Task to carry out
Output the records exactly. Include every line.

Stored data:
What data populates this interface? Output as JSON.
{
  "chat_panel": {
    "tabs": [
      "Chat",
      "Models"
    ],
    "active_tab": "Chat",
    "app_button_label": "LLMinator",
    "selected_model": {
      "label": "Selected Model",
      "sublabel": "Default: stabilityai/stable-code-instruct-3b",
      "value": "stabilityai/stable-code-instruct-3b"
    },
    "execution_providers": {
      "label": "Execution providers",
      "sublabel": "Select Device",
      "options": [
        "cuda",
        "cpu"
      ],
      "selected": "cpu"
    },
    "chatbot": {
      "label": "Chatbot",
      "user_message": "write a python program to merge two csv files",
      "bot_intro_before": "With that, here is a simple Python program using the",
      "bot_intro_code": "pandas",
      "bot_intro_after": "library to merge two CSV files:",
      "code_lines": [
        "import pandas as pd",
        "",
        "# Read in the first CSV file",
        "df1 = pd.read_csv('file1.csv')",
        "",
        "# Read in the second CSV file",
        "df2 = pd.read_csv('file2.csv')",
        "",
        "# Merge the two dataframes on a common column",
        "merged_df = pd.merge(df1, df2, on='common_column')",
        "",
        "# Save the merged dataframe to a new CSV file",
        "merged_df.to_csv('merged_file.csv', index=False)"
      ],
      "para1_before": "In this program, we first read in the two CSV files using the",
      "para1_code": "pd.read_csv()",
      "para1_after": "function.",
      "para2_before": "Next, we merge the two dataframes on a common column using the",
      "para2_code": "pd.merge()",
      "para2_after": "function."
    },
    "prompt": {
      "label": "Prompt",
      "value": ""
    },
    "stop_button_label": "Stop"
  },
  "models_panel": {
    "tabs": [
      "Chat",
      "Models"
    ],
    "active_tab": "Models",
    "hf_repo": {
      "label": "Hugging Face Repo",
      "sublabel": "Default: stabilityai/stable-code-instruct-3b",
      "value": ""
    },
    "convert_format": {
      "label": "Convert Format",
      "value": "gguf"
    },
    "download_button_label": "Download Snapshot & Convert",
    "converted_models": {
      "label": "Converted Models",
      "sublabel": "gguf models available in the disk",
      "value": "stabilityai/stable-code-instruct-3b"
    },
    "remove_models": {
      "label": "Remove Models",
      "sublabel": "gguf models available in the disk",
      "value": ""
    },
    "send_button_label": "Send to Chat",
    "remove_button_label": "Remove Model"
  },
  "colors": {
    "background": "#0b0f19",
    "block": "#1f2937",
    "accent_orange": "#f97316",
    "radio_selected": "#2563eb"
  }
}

Full solution
What data populates this interface? Output as JSON.
{
  "chat_panel": {
    "tabs": [
      "Chat",
      "Models"
    ],
    "active_tab": "Chat",
    "app_button_label": "LLMinator",
    "selected_model": {
      "label": "Selected Model",
      "sublabel": "Default: stabilityai/stable-code-instruct-3b",
      "value": "stabilityai/stable-code-instruct-3b"
    },
    "execution_providers": {
      "label": "Execution providers",
      "sublabel": "Select Device",
      "options": [
        "cuda",
        "cpu"
      ],
      "selected": "cpu"
    },
    "chatbot": {
      "label": "Chatbot",
      "user_message": "write a python program to merge two csv files",
      "bot_intro_before": "With that, here is a simple Python program using the",
      "bot_intro_code": "pandas",
      "bot_intro_after": "library to merge two CSV files:",
      "code_lines": [
        "import pandas as pd",
        "",
        "# Read in the first CSV file",
        "df1 = pd.read_csv('file1.csv')",
        "",
        "# Read in the second CSV file",
        "df2 = pd.read_csv('file2.csv')",
        "",
        "# Merge the two dataframes on a common column",
        "merged_df = pd.merge(df1, df2, on='common_column')",
        "",
        "# Save the merged dataframe to a new CSV file",
        "merged_df.to_csv('merged_file.csv', index=False)"
      ],
      "para1_before": "In this program, we first read in the two CSV files using the",
      "para1_code": "pd.read_csv()",
      "para1_after": "function.",
      "para2_before": "Next, we merge the two dataframes on a common column using the",
      "para2_code": "pd.merge()",
      "para2_after": "function."
    },
    "prompt": {
      "label": "Prompt",
      "value": ""
    },
    "stop_button_label": "Stop"
  },
  "models_panel": {
    "tabs": [
      "Chat",
      "Models"
    ],
    "active_tab": "Models",
    "hf_repo": {
      "label": "Hugging Face Repo",
      "sublabel": "Default: stabilityai/stable-code-instruct-3b",
      "value": ""
    },
    "convert_format": {
      "label": "Convert Format",
      "value": "gguf"
    },
    "download_button_label": "Download Snapshot & Convert",
    "converted_models": {
      "label": "Converted Models",
      "sublabel": "gguf models available in the disk",
      "value": "stabilityai/stable-code-instruct-3b"
    },
    "remove_models": {
      "label": "Remove Models",
      "sublabel": "gguf models available in the disk",
      "value": ""
    },
    "send_button_label": "Send to Chat",
    "remove_button_label": "Remove Model"
  },
  "colors": {
    "background": "#0b0f19",
    "block": "#1f2937",
    "accent_orange": "#f97316",
    "radio_selected": "#2563eb"
  }
}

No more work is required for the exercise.